# Task to carry out
Repeat the rows below, changing every "legend-box" to "key-box" and keeping everything else the same.

──────── Extracted information

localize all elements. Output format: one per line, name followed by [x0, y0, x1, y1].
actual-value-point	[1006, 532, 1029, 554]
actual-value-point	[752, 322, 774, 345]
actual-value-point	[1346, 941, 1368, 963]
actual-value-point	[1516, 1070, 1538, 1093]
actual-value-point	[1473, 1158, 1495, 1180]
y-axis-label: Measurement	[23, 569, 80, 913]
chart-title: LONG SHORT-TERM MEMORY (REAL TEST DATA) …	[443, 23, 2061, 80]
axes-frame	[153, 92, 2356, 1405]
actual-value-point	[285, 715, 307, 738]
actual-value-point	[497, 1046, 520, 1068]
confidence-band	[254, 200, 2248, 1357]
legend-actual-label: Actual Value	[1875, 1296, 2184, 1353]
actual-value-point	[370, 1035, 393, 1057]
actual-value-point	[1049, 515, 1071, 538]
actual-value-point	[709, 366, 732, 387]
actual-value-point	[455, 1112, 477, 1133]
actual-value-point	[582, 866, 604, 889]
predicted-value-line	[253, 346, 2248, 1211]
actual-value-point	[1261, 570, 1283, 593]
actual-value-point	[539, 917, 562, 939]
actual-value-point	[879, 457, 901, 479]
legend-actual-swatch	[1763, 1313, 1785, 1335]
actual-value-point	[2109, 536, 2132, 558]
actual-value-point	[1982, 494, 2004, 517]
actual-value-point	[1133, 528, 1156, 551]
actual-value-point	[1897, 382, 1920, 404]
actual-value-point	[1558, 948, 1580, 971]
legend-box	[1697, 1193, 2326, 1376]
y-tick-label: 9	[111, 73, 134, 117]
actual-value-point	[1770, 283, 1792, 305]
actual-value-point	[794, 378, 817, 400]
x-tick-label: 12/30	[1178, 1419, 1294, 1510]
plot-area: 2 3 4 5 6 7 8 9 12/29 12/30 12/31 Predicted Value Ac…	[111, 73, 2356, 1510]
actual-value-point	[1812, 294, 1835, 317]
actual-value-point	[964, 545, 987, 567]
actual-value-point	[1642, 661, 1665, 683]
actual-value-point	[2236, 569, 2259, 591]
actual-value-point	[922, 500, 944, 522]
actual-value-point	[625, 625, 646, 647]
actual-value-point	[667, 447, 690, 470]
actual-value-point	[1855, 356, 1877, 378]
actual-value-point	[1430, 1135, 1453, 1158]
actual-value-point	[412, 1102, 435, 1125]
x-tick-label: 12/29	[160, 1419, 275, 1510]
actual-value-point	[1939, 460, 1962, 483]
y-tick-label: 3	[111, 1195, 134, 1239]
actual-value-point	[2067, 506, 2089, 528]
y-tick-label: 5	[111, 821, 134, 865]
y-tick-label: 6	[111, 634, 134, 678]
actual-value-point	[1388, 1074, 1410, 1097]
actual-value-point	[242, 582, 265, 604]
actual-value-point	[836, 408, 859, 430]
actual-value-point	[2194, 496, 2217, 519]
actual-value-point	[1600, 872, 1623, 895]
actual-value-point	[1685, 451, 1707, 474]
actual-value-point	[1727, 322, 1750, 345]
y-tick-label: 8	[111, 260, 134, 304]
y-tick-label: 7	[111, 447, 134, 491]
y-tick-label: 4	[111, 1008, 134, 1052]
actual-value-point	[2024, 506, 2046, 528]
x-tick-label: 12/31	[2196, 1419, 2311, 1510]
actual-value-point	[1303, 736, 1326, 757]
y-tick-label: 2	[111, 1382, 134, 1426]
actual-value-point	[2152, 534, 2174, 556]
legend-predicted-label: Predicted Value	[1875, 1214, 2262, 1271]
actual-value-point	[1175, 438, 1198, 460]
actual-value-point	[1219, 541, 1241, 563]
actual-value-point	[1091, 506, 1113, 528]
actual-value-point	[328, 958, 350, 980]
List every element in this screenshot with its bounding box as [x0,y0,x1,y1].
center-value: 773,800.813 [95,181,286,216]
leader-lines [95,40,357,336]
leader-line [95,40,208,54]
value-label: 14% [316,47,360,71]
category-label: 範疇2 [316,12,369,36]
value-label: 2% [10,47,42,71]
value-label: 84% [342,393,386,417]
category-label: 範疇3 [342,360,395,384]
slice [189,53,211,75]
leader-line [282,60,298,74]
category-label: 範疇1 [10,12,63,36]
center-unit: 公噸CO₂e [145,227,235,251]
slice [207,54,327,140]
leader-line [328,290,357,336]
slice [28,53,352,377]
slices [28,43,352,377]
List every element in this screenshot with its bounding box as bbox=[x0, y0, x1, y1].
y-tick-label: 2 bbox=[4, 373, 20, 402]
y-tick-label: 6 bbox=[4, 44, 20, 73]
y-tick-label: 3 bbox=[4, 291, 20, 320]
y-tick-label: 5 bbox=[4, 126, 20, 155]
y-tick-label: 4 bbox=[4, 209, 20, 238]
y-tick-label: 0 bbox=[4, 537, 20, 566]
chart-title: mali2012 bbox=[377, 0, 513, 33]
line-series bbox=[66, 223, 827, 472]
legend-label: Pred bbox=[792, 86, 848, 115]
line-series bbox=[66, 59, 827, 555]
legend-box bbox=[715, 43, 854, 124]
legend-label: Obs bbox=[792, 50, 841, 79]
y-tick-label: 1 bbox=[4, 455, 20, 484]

────────────────

# Final result
localize all elements. Output format: one per line, name followed by [x0, y0, x1, y1].
actual-value-point	[1006, 532, 1029, 554]
actual-value-point	[752, 322, 774, 345]
actual-value-point	[1346, 941, 1368, 963]
actual-value-point	[1516, 1070, 1538, 1093]
actual-value-point	[1473, 1158, 1495, 1180]
y-axis-label: Measurement	[23, 569, 80, 913]
chart-title: LONG SHORT-TERM MEMORY (REAL TEST DATA) …	[443, 23, 2061, 80]
axes-frame	[153, 92, 2356, 1405]
actual-value-point	[285, 715, 307, 738]
actual-value-point	[497, 1046, 520, 1068]
confidence-band	[254, 200, 2248, 1357]
legend-actual-label: Actual Value	[1875, 1296, 2184, 1353]
actual-value-point	[370, 1035, 393, 1057]
actual-value-point	[1049, 515, 1071, 538]
actual-value-point	[709, 366, 732, 387]
actual-value-point	[455, 1112, 477, 1133]
actual-value-point	[582, 866, 604, 889]
predicted-value-line	[253, 346, 2248, 1211]
actual-value-point	[1261, 570, 1283, 593]
actual-value-point	[539, 917, 562, 939]
actual-value-point	[879, 457, 901, 479]
legend-actual-swatch	[1763, 1313, 1785, 1335]
actual-value-point	[2109, 536, 2132, 558]
actual-value-point	[1982, 494, 2004, 517]
actual-value-point	[1133, 528, 1156, 551]
actual-value-point	[1897, 382, 1920, 404]
actual-value-point	[1558, 948, 1580, 971]
key-box	[1697, 1193, 2326, 1376]
y-tick-label: 9	[111, 73, 134, 117]
actual-value-point	[1770, 283, 1792, 305]
actual-value-point	[794, 378, 817, 400]
x-tick-label: 12/30	[1178, 1419, 1294, 1510]
plot-area: 2 3 4 5 6 7 8 9 12/29 12/30 12/31 Predicted Value Ac…	[111, 73, 2356, 1510]
actual-value-point	[1812, 294, 1835, 317]
actual-value-point	[964, 545, 987, 567]
actual-value-point	[1642, 661, 1665, 683]
actual-value-point	[2236, 569, 2259, 591]
actual-value-point	[922, 500, 944, 522]
actual-value-point	[625, 625, 646, 647]
actual-value-point	[667, 447, 690, 470]
actual-value-point	[1855, 356, 1877, 378]
actual-value-point	[1430, 1135, 1453, 1158]
actual-value-point	[412, 1102, 435, 1125]
x-tick-label: 12/29	[160, 1419, 275, 1510]
actual-value-point	[1939, 460, 1962, 483]
y-tick-label: 3	[111, 1195, 134, 1239]
actual-value-point	[2067, 506, 2089, 528]
y-tick-label: 5	[111, 821, 134, 865]
y-tick-label: 6	[111, 634, 134, 678]
actual-value-point	[1388, 1074, 1410, 1097]
actual-value-point	[242, 582, 265, 604]
actual-value-point	[836, 408, 859, 430]
actual-value-point	[2194, 496, 2217, 519]
actual-value-point	[1600, 872, 1623, 895]
actual-value-point	[1685, 451, 1707, 474]
actual-value-point	[1727, 322, 1750, 345]
y-tick-label: 8	[111, 260, 134, 304]
y-tick-label: 7	[111, 447, 134, 491]
y-tick-label: 4	[111, 1008, 134, 1052]
actual-value-point	[2024, 506, 2046, 528]
x-tick-label: 12/31	[2196, 1419, 2311, 1510]
actual-value-point	[1303, 736, 1326, 757]
y-tick-label: 2	[111, 1382, 134, 1426]
actual-value-point	[2152, 534, 2174, 556]
legend-predicted-label: Predicted Value	[1875, 1214, 2262, 1271]
actual-value-point	[1175, 438, 1198, 460]
actual-value-point	[1219, 541, 1241, 563]
actual-value-point	[1091, 506, 1113, 528]
actual-value-point	[328, 958, 350, 980]
List every element in this screenshot with its bounding box as [x0,y0,x1,y1].
center-value: 773,800.813 [95,181,286,216]
leader-lines [95,40,357,336]
leader-line [95,40,208,54]
value-label: 14% [316,47,360,71]
category-label: 範疇2 [316,12,369,36]
value-label: 2% [10,47,42,71]
value-label: 84% [342,393,386,417]
category-label: 範疇3 [342,360,395,384]
slice [189,53,211,75]
leader-line [282,60,298,74]
category-label: 範疇1 [10,12,63,36]
center-unit: 公噸CO₂e [145,227,235,251]
slice [207,54,327,140]
leader-line [328,290,357,336]
slice [28,53,352,377]
slices [28,43,352,377]
List every element in this screenshot with its bounding box as bbox=[x0, y0, x1, y1].
y-tick-label: 2 bbox=[4, 373, 20, 402]
y-tick-label: 6 bbox=[4, 44, 20, 73]
y-tick-label: 3 bbox=[4, 291, 20, 320]
y-tick-label: 5 bbox=[4, 126, 20, 155]
y-tick-label: 4 bbox=[4, 209, 20, 238]
y-tick-label: 0 bbox=[4, 537, 20, 566]
chart-title: mali2012 bbox=[377, 0, 513, 33]
line-series bbox=[66, 223, 827, 472]
legend-label: Pred bbox=[792, 86, 848, 115]
line-series bbox=[66, 59, 827, 555]
key-box bbox=[715, 43, 854, 124]
legend-label: Obs bbox=[792, 50, 841, 79]
y-tick-label: 1 bbox=[4, 455, 20, 484]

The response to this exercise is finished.